**SET PROBLEM:** Your task is to restate the data word for word.

**INPUT:**
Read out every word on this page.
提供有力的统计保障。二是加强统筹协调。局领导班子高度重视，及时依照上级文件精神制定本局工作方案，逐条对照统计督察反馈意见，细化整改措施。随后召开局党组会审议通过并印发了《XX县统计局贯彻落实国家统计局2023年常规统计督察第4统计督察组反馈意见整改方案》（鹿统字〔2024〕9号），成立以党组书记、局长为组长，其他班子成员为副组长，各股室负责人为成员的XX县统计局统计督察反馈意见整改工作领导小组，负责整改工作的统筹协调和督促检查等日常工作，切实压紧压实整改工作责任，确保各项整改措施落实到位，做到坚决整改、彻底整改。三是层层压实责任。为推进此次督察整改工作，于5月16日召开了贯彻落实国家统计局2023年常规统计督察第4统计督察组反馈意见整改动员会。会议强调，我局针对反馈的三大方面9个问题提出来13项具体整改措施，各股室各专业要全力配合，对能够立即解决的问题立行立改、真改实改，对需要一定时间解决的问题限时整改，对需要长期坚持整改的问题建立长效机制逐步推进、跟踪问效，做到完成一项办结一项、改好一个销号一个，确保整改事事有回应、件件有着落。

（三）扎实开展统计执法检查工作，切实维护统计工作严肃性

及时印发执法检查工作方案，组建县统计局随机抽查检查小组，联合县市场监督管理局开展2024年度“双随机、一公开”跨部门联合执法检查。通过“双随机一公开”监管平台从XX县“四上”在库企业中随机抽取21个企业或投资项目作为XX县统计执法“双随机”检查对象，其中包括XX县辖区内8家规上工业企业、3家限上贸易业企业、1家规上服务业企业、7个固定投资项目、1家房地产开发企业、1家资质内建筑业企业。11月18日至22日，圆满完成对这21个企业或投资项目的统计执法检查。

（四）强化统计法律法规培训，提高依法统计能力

**TASK RESPONSE:**
Read out every word on this page.
提供有力的统计保障。二是加强统筹协调。局领导班子高度重视，及时依照上级文件精神制定本局工作方案，逐条对照统计督察反馈意见，细化整改措施。随后召开局党组会审议通过并印发了《XX县统计局贯彻落实国家统计局2023年常规统计督察第4统计督察组反馈意见整改方案》（鹿统字〔2024〕9号），成立以党组书记、局长为组长，其他班子成员为副组长，各股室负责人为成员的XX县统计局统计督察反馈意见整改工作领导小组，负责整改工作的统筹协调和督促检查等日常工作，切实压紧压实整改工作责任，确保各项整改措施落实到位，做到坚决整改、彻底整改。三是层层压实责任。为推进此次督察整改工作，于5月16日召开了贯彻落实国家统计局2023年常规统计督察第4统计督察组反馈意见整改动员会。会议强调，我局针对反馈的三大方面9个问题提出来13项具体整改措施，各股室各专业要全力配合，对能够立即解决的问题立行立改、真改实改，对需要一定时间解决的问题限时整改，对需要长期坚持整改的问题建立长效机制逐步推进、跟踪问效，做到完成一项办结一项、改好一个销号一个，确保整改事事有回应、件件有着落。

（三）扎实开展统计执法检查工作，切实维护统计工作严肃性

及时印发执法检查工作方案，组建县统计局随机抽查检查小组，联合县市场监督管理局开展2024年度“双随机、一公开”跨部门联合执法检查。通过“双随机一公开”监管平台从XX县“四上”在库企业中随机抽取21个企业或投资项目作为XX县统计执法“双随机”检查对象，其中包括XX县辖区内8家规上工业企业、3家限上贸易业企业、1家规上服务业企业、7个固定投资项目、1家房地产开发企业、1家资质内建筑业企业。11月18日至22日，圆满完成对这21个企业或投资项目的统计执法检查。

（四）强化统计法律法规培训，提高依法统计能力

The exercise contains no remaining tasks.